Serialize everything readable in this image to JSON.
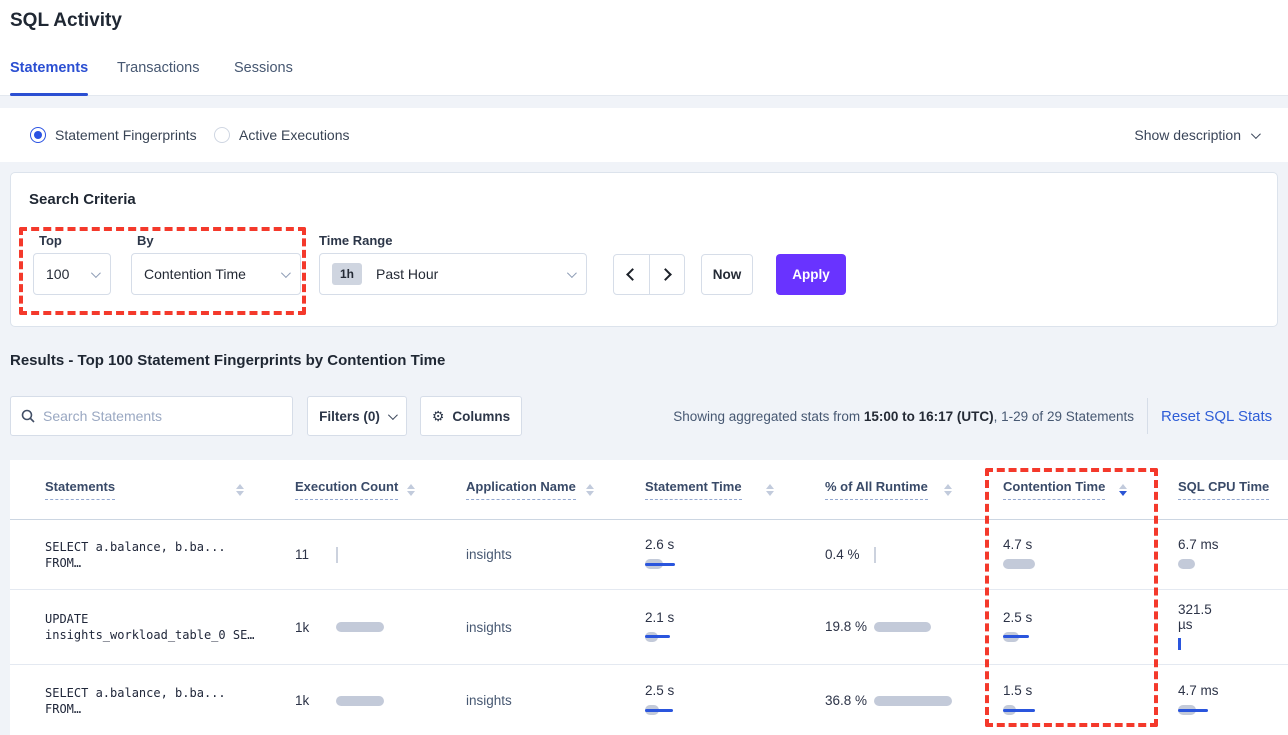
{
  "page": {
    "title": "SQL Activity"
  },
  "tabs": [
    {
      "label": "Statements",
      "active": true
    },
    {
      "label": "Transactions",
      "active": false
    },
    {
      "label": "Sessions",
      "active": false
    }
  ],
  "view_toggle": {
    "options": [
      {
        "label": "Statement Fingerprints",
        "selected": true
      },
      {
        "label": "Active Executions",
        "selected": false
      }
    ],
    "show_description_label": "Show description"
  },
  "search_criteria": {
    "heading": "Search Criteria",
    "top": {
      "label": "Top",
      "value": "100"
    },
    "by": {
      "label": "By",
      "value": "Contention Time"
    },
    "time_range": {
      "label": "Time Range",
      "badge": "1h",
      "value": "Past Hour"
    },
    "now_label": "Now",
    "apply_label": "Apply"
  },
  "results": {
    "heading": "Results - Top 100 Statement Fingerprints by Contention Time",
    "search_placeholder": "Search Statements",
    "filters_label": "Filters (0)",
    "columns_label": "Columns",
    "stats_prefix": "Showing aggregated stats from ",
    "stats_bold": "15:00 to 16:17 (UTC)",
    "stats_suffix": ", 1-29 of 29 Statements",
    "reset_label": "Reset SQL Stats"
  },
  "table": {
    "columns": [
      "Statements",
      "Execution Count",
      "Application Name",
      "Statement Time",
      "% of All Runtime",
      "Contention Time",
      "SQL CPU Time"
    ],
    "sorted_column": "Contention Time",
    "sort_direction": "desc",
    "rows": [
      {
        "statement_line1": "SELECT a.balance, b.ba...",
        "statement_line2": "FROM…",
        "execution_count": "11",
        "application_name": "insights",
        "statement_time": "2.6 s",
        "pct_runtime": "0.4 %",
        "contention_time": "4.7 s",
        "sql_cpu_time": "6.7 ms",
        "bars": {
          "exec": {
            "tick": "gray"
          },
          "stmt": {
            "gray": 18,
            "blue": 30
          },
          "pct": {
            "tick": "gray"
          },
          "cont": {
            "gray": 32
          },
          "cpu": {
            "gray": 17
          }
        }
      },
      {
        "statement_line1": "UPDATE",
        "statement_line2": "insights_workload_table_0 SE…",
        "execution_count": "1k",
        "application_name": "insights",
        "statement_time": "2.1 s",
        "pct_runtime": "19.8 %",
        "contention_time": "2.5 s",
        "sql_cpu_time": "321.5 µs",
        "bars": {
          "exec": {
            "gray": 48
          },
          "stmt": {
            "gray": 13,
            "blue": 25
          },
          "pct": {
            "gray": 57
          },
          "cont": {
            "gray": 16,
            "blue": 26
          },
          "cpu": {
            "tick": "blue"
          }
        }
      },
      {
        "statement_line1": "SELECT a.balance, b.ba...",
        "statement_line2": "FROM…",
        "execution_count": "1k",
        "application_name": "insights",
        "statement_time": "2.5 s",
        "pct_runtime": "36.8 %",
        "contention_time": "1.5 s",
        "sql_cpu_time": "4.7 ms",
        "bars": {
          "exec": {
            "gray": 48
          },
          "stmt": {
            "gray": 14,
            "blue": 28
          },
          "pct": {
            "gray": 78
          },
          "cont": {
            "gray": 13,
            "blue": 32
          },
          "cpu": {
            "gray": 18,
            "blue": 30
          }
        }
      }
    ]
  },
  "colors": {
    "accent_blue": "#2b4fd2",
    "link_blue": "#2e5dd7",
    "apply_purple": "#6933ff",
    "annotation_red": "#f4392b",
    "bar_gray": "#c3cad9",
    "bar_blue": "#2a55dd"
  }
}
==================================================
## [Problem statement]
Return all of the entries exactly as written, but drop any pictures they hold.

## [Full answer]
Serialize everything readable in this image to JSON.
{
  "page": {
    "title": "SQL Activity"
  },
  "tabs": [
    {
      "label": "Statements",
      "active": true
    },
    {
      "label": "Transactions",
      "active": false
    },
    {
      "label": "Sessions",
      "active": false
    }
  ],
  "view_toggle": {
    "options": [
      {
        "label": "Statement Fingerprints",
        "selected": true
      },
      {
        "label": "Active Executions",
        "selected": false
      }
    ],
    "show_description_label": "Show description"
  },
  "search_criteria": {
    "heading": "Search Criteria",
    "top": {
      "label": "Top",
      "value": "100"
    },
    "by": {
      "label": "By",
      "value": "Contention Time"
    },
    "time_range": {
      "label": "Time Range",
      "badge": "1h",
      "value": "Past Hour"
    },
    "now_label": "Now",
    "apply_label": "Apply"
  },
  "results": {
    "heading": "Results - Top 100 Statement Fingerprints by Contention Time",
    "search_placeholder": "Search Statements",
    "filters_label": "Filters (0)",
    "columns_label": "Columns",
    "stats_prefix": "Showing aggregated stats from ",
    "stats_bold": "15:00 to 16:17 (UTC)",
    "stats_suffix": ", 1-29 of 29 Statements",
    "reset_label": "Reset SQL Stats"
  },
  "table": {
    "columns": [
      "Statements",
      "Execution Count",
      "Application Name",
      "Statement Time",
      "% of All Runtime",
      "Contention Time",
      "SQL CPU Time"
    ],
    "sorted_column": "Contention Time",
    "sort_direction": "desc",
    "rows": [
      {
        "statement_line1": "SELECT a.balance, b.ba...",
        "statement_line2": "FROM…",
        "execution_count": "11",
        "application_name": "insights",
        "statement_time": "2.6 s",
        "pct_runtime": "0.4 %",
        "contention_time": "4.7 s",
        "sql_cpu_time": "6.7 ms",
        "bars": {
          "exec": {
            "tick": "gray"
          },
          "stmt": {
            "gray": 18,
            "blue": 30
          },
          "pct": {
            "tick": "gray"
          },
          "cont": {
            "gray": 32
          },
          "cpu": {
            "gray": 17
          }
        }
      },
      {
        "statement_line1": "UPDATE",
        "statement_line2": "insights_workload_table_0 SE…",
        "execution_count": "1k",
        "application_name": "insights",
        "statement_time": "2.1 s",
        "pct_runtime": "19.8 %",
        "contention_time": "2.5 s",
        "sql_cpu_time": "321.5 µs",
        "bars": {
          "exec": {
            "gray": 48
          },
          "stmt": {
            "gray": 13,
            "blue": 25
          },
          "pct": {
            "gray": 57
          },
          "cont": {
            "gray": 16,
            "blue": 26
          },
          "cpu": {
            "tick": "blue"
          }
        }
      },
      {
        "statement_line1": "SELECT a.balance, b.ba...",
        "statement_line2": "FROM…",
        "execution_count": "1k",
        "application_name": "insights",
        "statement_time": "2.5 s",
        "pct_runtime": "36.8 %",
        "contention_time": "1.5 s",
        "sql_cpu_time": "4.7 ms",
        "bars": {
          "exec": {
            "gray": 48
          },
          "stmt": {
            "gray": 14,
            "blue": 28
          },
          "pct": {
            "gray": 78
          },
          "cont": {
            "gray": 13,
            "blue": 32
          },
          "cpu": {
            "gray": 18,
            "blue": 30
          }
        }
      }
    ]
  },
  "colors": {
    "accent_blue": "#2b4fd2",
    "link_blue": "#2e5dd7",
    "apply_purple": "#6933ff",
    "annotation_red": "#f4392b",
    "bar_gray": "#c3cad9",
    "bar_blue": "#2a55dd"
  }
}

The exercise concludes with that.